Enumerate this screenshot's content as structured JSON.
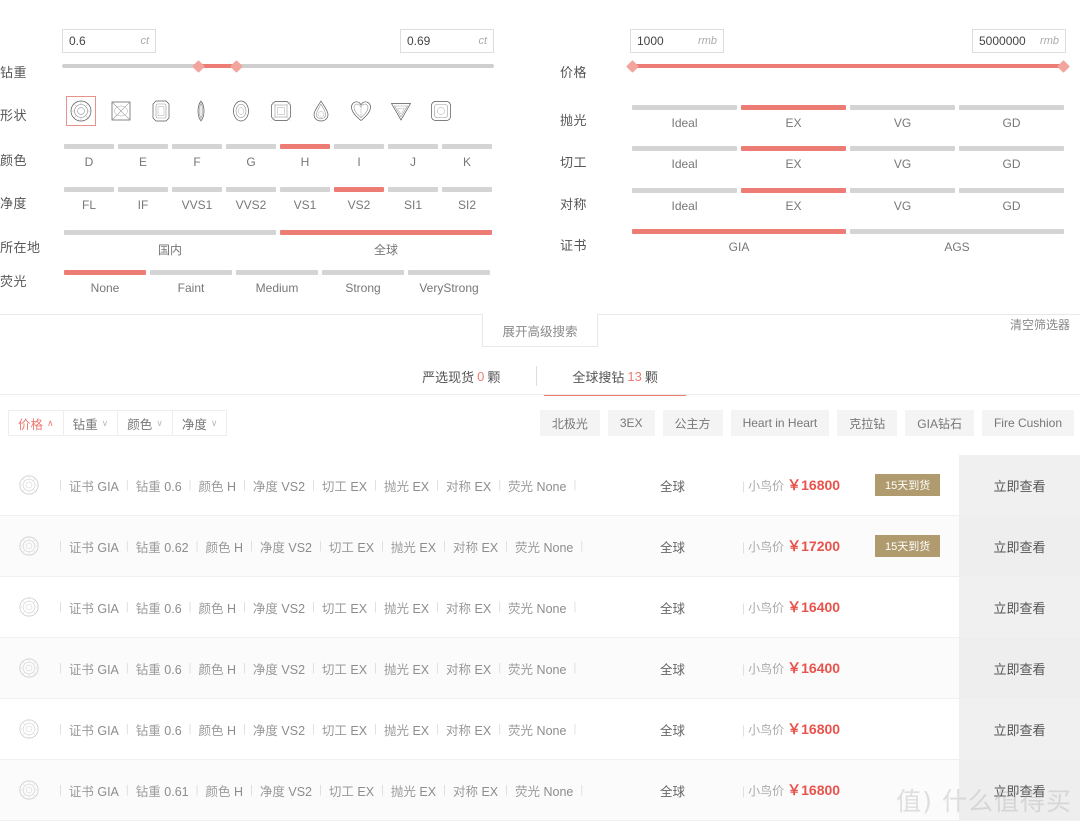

...

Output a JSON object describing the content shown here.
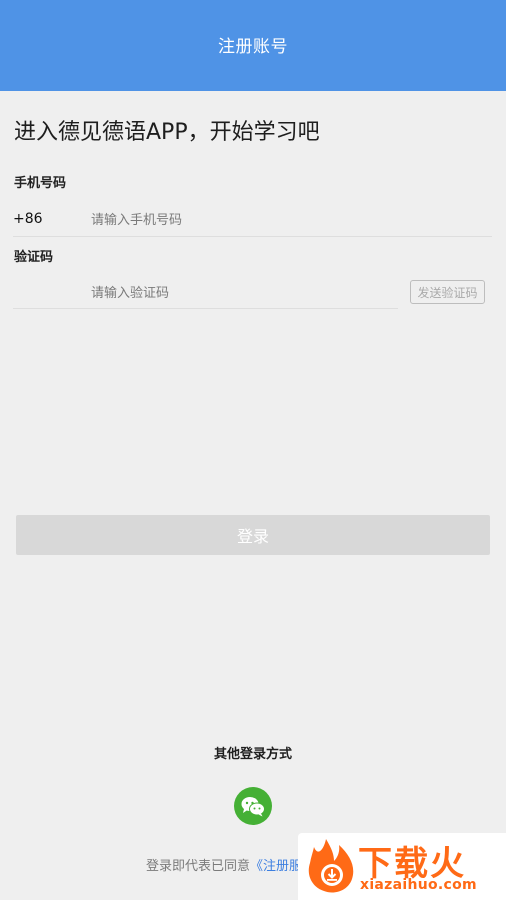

* * *

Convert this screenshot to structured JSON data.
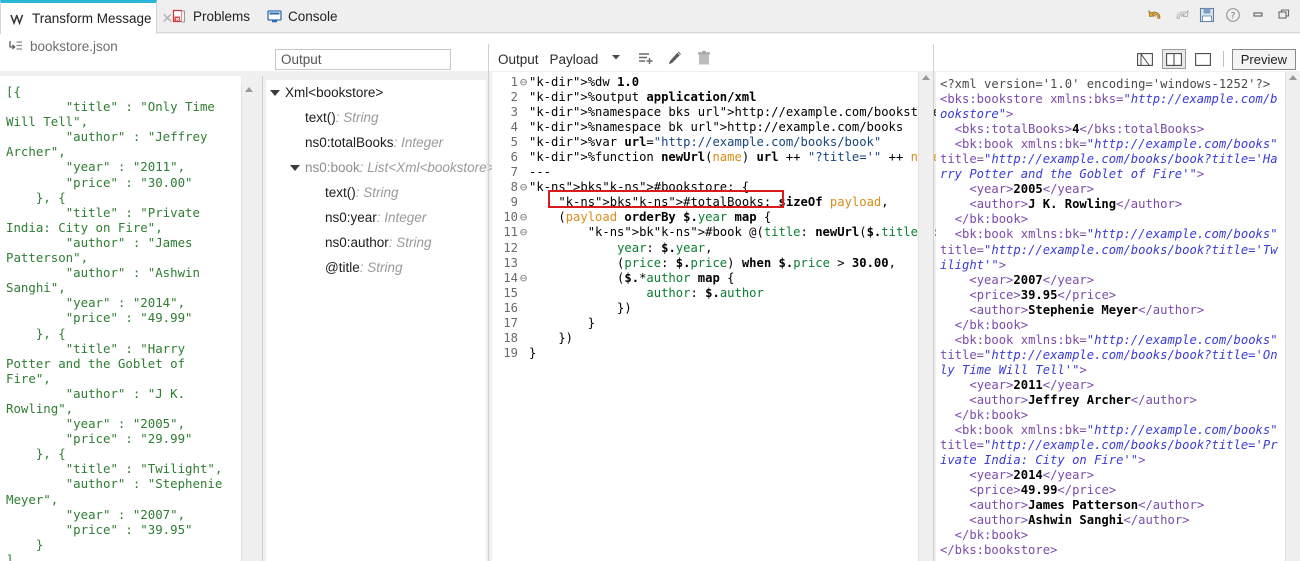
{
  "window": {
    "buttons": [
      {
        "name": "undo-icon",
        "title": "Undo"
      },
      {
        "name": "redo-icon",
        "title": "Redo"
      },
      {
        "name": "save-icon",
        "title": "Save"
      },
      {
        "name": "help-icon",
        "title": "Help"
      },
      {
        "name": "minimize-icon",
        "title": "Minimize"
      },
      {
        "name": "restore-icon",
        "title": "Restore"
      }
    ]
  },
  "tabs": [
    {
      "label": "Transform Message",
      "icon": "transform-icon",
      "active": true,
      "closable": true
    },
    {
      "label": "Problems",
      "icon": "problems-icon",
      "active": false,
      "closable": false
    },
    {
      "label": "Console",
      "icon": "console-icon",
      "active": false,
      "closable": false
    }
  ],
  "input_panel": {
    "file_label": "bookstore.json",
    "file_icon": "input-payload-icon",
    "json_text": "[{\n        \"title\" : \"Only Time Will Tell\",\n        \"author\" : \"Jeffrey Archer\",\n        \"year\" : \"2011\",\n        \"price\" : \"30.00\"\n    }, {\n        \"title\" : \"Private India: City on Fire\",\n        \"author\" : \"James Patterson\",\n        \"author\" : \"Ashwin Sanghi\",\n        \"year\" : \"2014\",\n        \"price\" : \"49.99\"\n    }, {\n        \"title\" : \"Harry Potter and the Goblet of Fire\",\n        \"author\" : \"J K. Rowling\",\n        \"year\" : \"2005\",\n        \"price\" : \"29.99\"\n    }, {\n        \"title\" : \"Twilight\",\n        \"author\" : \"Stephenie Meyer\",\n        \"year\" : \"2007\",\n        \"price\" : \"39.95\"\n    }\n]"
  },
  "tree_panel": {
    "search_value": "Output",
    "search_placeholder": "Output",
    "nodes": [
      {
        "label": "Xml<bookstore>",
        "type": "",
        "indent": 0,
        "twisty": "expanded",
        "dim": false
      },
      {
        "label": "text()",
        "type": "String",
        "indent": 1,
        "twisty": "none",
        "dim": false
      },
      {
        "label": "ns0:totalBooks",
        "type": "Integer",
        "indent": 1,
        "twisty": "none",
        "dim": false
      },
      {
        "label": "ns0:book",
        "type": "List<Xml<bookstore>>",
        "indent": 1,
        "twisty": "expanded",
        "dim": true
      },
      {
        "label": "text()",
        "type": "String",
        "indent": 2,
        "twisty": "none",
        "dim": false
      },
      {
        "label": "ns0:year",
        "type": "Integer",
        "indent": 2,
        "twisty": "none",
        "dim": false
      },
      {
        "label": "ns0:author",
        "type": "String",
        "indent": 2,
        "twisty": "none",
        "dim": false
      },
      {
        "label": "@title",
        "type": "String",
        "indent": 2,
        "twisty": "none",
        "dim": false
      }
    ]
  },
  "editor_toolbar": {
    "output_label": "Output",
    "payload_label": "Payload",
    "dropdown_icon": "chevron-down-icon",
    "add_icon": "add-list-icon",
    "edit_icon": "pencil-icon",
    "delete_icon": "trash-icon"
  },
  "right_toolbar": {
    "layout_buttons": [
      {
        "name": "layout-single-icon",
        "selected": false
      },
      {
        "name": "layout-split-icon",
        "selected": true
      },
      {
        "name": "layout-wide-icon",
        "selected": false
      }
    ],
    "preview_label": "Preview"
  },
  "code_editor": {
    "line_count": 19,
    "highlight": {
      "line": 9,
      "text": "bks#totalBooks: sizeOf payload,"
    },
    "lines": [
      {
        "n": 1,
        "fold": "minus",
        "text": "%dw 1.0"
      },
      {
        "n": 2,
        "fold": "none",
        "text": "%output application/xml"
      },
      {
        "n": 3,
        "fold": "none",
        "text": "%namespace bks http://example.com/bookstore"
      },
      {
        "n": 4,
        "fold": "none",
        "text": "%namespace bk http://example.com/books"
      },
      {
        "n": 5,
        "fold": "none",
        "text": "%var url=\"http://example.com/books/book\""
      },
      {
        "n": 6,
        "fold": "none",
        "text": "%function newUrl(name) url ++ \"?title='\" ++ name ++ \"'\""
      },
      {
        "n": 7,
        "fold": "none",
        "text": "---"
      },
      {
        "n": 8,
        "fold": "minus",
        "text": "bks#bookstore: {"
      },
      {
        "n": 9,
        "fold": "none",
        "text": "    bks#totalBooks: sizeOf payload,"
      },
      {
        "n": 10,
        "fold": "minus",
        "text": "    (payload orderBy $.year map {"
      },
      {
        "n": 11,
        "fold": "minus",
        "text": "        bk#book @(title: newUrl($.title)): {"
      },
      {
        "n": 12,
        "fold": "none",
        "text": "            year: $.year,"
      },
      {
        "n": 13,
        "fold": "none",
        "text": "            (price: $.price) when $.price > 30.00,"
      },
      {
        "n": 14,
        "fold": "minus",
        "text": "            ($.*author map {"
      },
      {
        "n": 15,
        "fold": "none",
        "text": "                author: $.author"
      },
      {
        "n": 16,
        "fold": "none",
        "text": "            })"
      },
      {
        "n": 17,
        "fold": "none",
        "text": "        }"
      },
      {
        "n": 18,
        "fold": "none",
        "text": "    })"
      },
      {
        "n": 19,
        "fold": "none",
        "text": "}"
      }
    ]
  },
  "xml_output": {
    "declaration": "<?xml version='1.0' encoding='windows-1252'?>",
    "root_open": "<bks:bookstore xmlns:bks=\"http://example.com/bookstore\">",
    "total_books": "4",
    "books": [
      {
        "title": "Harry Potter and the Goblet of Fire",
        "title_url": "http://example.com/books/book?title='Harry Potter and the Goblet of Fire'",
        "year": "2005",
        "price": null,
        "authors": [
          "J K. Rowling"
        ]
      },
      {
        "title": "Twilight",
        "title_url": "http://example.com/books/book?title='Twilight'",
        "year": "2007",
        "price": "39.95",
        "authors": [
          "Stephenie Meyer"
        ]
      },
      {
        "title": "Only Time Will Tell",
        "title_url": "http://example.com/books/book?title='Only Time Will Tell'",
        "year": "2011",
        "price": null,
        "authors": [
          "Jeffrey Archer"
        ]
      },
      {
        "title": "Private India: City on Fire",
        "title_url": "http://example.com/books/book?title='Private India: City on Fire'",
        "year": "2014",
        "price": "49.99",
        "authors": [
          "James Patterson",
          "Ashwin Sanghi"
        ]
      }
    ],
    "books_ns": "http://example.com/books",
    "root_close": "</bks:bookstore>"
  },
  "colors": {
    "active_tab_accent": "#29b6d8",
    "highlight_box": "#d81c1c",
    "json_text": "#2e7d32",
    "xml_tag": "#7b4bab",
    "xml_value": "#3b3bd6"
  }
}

YOUR OBJECTIVE: In the material above, show every line where the word "content" turns up.

RESULT FOR THIS EXERCISE:
Enumerate this screenshot's content as structured JSON.
Output a JSON object describing the content shown here.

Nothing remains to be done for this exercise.